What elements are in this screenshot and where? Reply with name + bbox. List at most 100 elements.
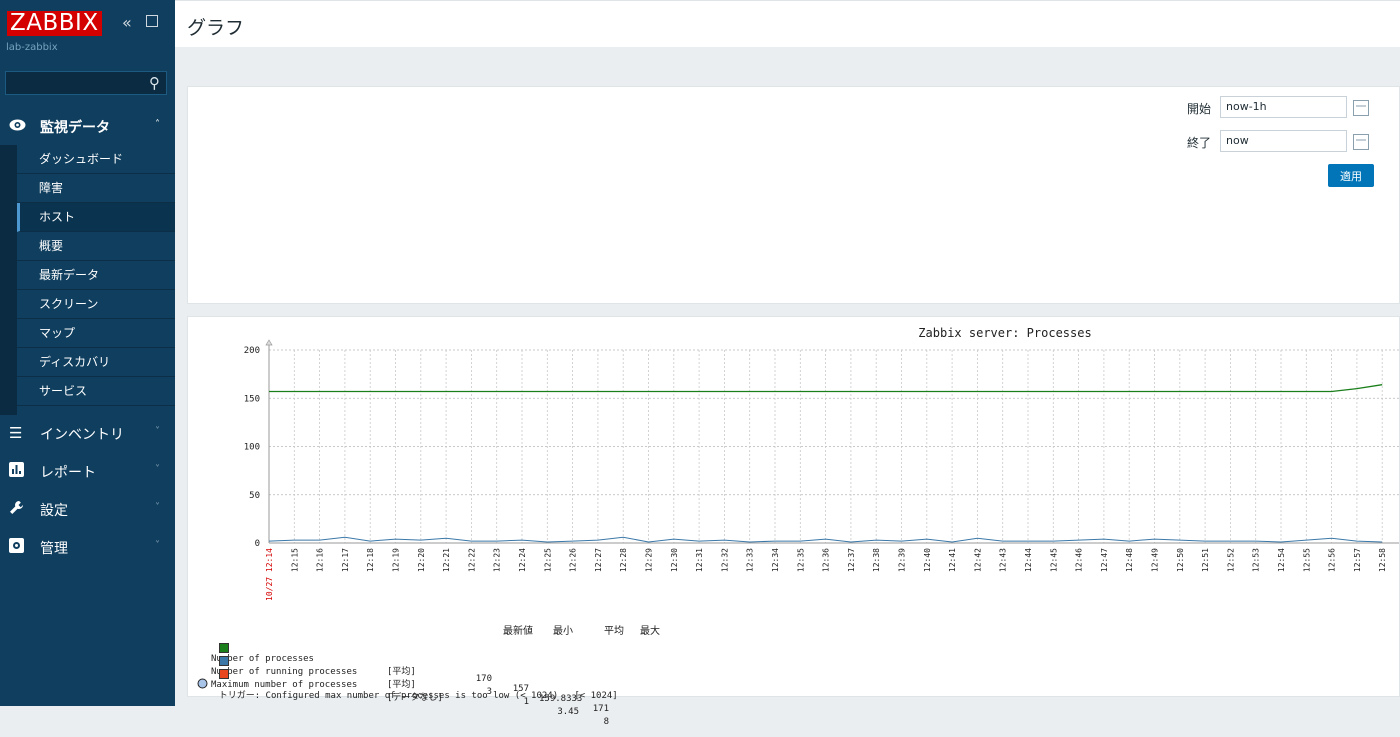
gear-icon bbox=[9, 538, 25, 554]
list-icon: ☰ bbox=[9, 424, 23, 442]
x-tick-label: 12:34 bbox=[771, 548, 780, 572]
x-tick-label: 12:29 bbox=[645, 548, 654, 572]
trigger-circle-icon bbox=[197, 678, 208, 689]
apply-button[interactable]: 適用 bbox=[1328, 164, 1374, 187]
sidebar-item-services[interactable]: サービス bbox=[17, 377, 175, 406]
sidebar-item-maps[interactable]: マップ bbox=[17, 319, 175, 348]
legend-header-max: 最大 bbox=[640, 626, 660, 637]
processes-chart: Zabbix server: Processes 0 50 100 150 200 12:1… bbox=[244, 326, 1399, 601]
logo-row: ZABBIX « bbox=[0, 0, 175, 48]
bar-chart-icon bbox=[9, 462, 25, 478]
to-label: 終了 bbox=[1187, 136, 1212, 150]
monitoring-submenu: ダッシュボード 障害 ホスト 概要 最新データ スクリーン マップ ディスカバリ… bbox=[17, 145, 175, 406]
trigger-label: トリガー: Configured max number of processes… bbox=[218, 691, 618, 701]
from-input[interactable]: now-1h bbox=[1220, 96, 1347, 118]
x-tick-label: 12:51 bbox=[1201, 548, 1210, 572]
y-tick-label: 150 bbox=[244, 394, 260, 404]
chevron-up-icon: ˄ bbox=[155, 119, 160, 130]
x-tick-label: 12:56 bbox=[1328, 548, 1337, 572]
menu-administration[interactable]: 管理 ˅ bbox=[0, 528, 175, 566]
zabbix-logo[interactable]: ZABBIX bbox=[7, 11, 102, 36]
chevron-down-icon: ˅ bbox=[155, 464, 160, 475]
fullscreen-icon[interactable] bbox=[146, 15, 158, 27]
search-icon[interactable]: ⚲ bbox=[149, 74, 160, 92]
x-tick-label: 12:30 bbox=[670, 548, 679, 572]
to-input[interactable]: now bbox=[1220, 130, 1347, 152]
x-tick-label: 12:49 bbox=[1151, 548, 1160, 572]
page-title: グラフ bbox=[187, 17, 245, 39]
trigger-row: トリガー: Configured max number of processes… bbox=[197, 678, 618, 711]
y-tick-label: 200 bbox=[244, 346, 260, 356]
x-tick-label: 12:28 bbox=[619, 548, 628, 572]
y-tick-label: 100 bbox=[244, 443, 260, 453]
chevron-down-icon: ˅ bbox=[155, 540, 160, 551]
sidebar-item-problems[interactable]: 障害 bbox=[17, 174, 175, 203]
x-tick-label: 12:39 bbox=[898, 548, 907, 572]
menu-reports-label: レポート bbox=[40, 465, 96, 481]
sidebar-item-screens[interactable]: スクリーン bbox=[17, 290, 175, 319]
graph-panel: Zabbix server: Processes 0 50 100 150 200 12:1… bbox=[187, 316, 1400, 727]
x-tick-label: 12:27 bbox=[594, 548, 603, 572]
server-name: lab-zabbix bbox=[6, 42, 58, 53]
calendar-icon[interactable] bbox=[1353, 100, 1369, 116]
menu-reports[interactable]: レポート ˅ bbox=[0, 452, 175, 490]
sidebar-item-dashboard[interactable]: ダッシュボード bbox=[17, 145, 175, 174]
legend-max: 8 bbox=[603, 716, 609, 727]
sidebar-item-discovery[interactable]: ディスカバリ bbox=[17, 348, 175, 377]
from-label: 開始 bbox=[1187, 102, 1212, 116]
x-tick-label: 12:35 bbox=[796, 548, 805, 572]
x-tick-label: 12:31 bbox=[695, 548, 704, 572]
sidebar-item-hosts[interactable]: ホスト bbox=[17, 203, 175, 232]
menu-inventory[interactable]: ☰ インベントリ ˅ bbox=[0, 414, 175, 452]
x-tick-label: 12:55 bbox=[1302, 548, 1311, 572]
legend-header-min: 最小 bbox=[553, 626, 573, 637]
x-tick-label: 12:23 bbox=[493, 548, 502, 572]
x-tick-label: 12:21 bbox=[442, 548, 451, 572]
eye-icon bbox=[9, 117, 26, 133]
x-tick-label: 12:40 bbox=[923, 548, 932, 572]
x-tick-label: 12:19 bbox=[392, 548, 401, 572]
x-tick-label: 12:17 bbox=[341, 548, 350, 572]
menu-monitoring[interactable]: 監視データ ˄ bbox=[0, 107, 175, 145]
x-tick-label: 12:54 bbox=[1277, 548, 1286, 572]
x-tick-label: 12:25 bbox=[543, 548, 552, 572]
x-tick-label: 12:26 bbox=[569, 548, 578, 572]
sidebar-item-overview[interactable]: 概要 bbox=[17, 232, 175, 261]
menu-configuration[interactable]: 設定 ˅ bbox=[0, 490, 175, 528]
x-tick-label: 12:33 bbox=[746, 548, 755, 572]
x-tick-label: 12:20 bbox=[417, 548, 426, 572]
sidebar-item-latest-data[interactable]: 最新データ bbox=[17, 261, 175, 290]
calendar-icon[interactable] bbox=[1353, 134, 1369, 150]
legend-name: Number of running processes bbox=[211, 666, 358, 677]
x-tick-label: 12:32 bbox=[720, 548, 729, 572]
x-tick-label: 12:48 bbox=[1125, 548, 1134, 572]
x-tick-label: 12:36 bbox=[822, 548, 831, 572]
chevron-down-icon: ˅ bbox=[155, 426, 160, 437]
submenu-rail bbox=[0, 145, 17, 415]
x-tick-label: 12:45 bbox=[1049, 548, 1058, 572]
x-tick-label: 12:58 bbox=[1378, 548, 1387, 572]
x-tick-label: 12:53 bbox=[1252, 548, 1261, 572]
y-axis-arrow bbox=[265, 339, 273, 346]
menu-inventory-label: インベントリ bbox=[40, 427, 124, 443]
x-tick-label: 12:46 bbox=[1075, 548, 1084, 572]
x-tick-label: 12:41 bbox=[948, 548, 957, 572]
x-tick-label: 12:38 bbox=[872, 548, 881, 572]
sidebar: ZABBIX « lab-zabbix ⚲ 監視データ ˄ ダッシュボード 障害… bbox=[0, 0, 175, 706]
chart-title: Zabbix server: Processes bbox=[918, 326, 1091, 340]
x-tick-label: 12:47 bbox=[1100, 548, 1109, 572]
x-tick-label: 12:18 bbox=[366, 548, 375, 572]
y-tick-label: 0 bbox=[255, 539, 260, 549]
page-header: グラフ bbox=[175, 0, 1400, 47]
x-tick-label: 12:50 bbox=[1176, 548, 1185, 572]
chevron-down-icon: ˅ bbox=[155, 502, 160, 513]
double-chevron-left-icon[interactable]: « bbox=[122, 13, 132, 32]
x-tick-label: 12:37 bbox=[847, 548, 856, 572]
x-tick-label: 12:43 bbox=[999, 548, 1008, 572]
menu-monitoring-label: 監視データ bbox=[40, 120, 110, 136]
menu-configuration-label: 設定 bbox=[40, 503, 68, 519]
x-tick-label: 12:15 bbox=[290, 548, 299, 572]
series-line-2 bbox=[268, 536, 1383, 543]
x-tick-label: 12:42 bbox=[973, 548, 982, 572]
search-input[interactable]: ⚲ bbox=[5, 71, 167, 95]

+-------+

Express the rows starting at the one that contains "gear-icon bbox=[9, 538, 25, 554]" and ending at the one that contains "to-label: 終了 bbox=[1187, 136, 1212, 150]" as a Markdown table with the columns No. and Row, omitting any blank lines.

| No. | Row |
|---|---|
| 1 | gear-icon bbox=[9, 538, 25, 554] |
| 2 | list-icon: ☰ bbox=[9, 424, 23, 442] |
| 3 | x-tick-label: 12:34 bbox=[771, 548, 780, 572] |
| 4 | x-tick-label: 12:29 bbox=[645, 548, 654, 572] |
| 5 | trigger-circle-icon bbox=[197, 678, 208, 689] |
| 6 | apply-button[interactable]: 適用 bbox=[1328, 164, 1374, 187] |
| 7 | sidebar-item-services[interactable]: サービス bbox=[17, 377, 175, 406] |
| 8 | sidebar-item-maps[interactable]: マップ bbox=[17, 319, 175, 348] |
| 9 | legend-header-max: 最大 bbox=[640, 626, 660, 637] |
| 10 | processes-chart: Zabbix server: Processes 0 50 100 150 200 12:1… bbox=[244, 326, 1399, 601] |
| 11 | logo-row: ZABBIX « bbox=[0, 0, 175, 48] |
| 12 | bar-chart-icon bbox=[9, 462, 25, 478] |
| 13 | to-label: 終了 bbox=[1187, 136, 1212, 150] |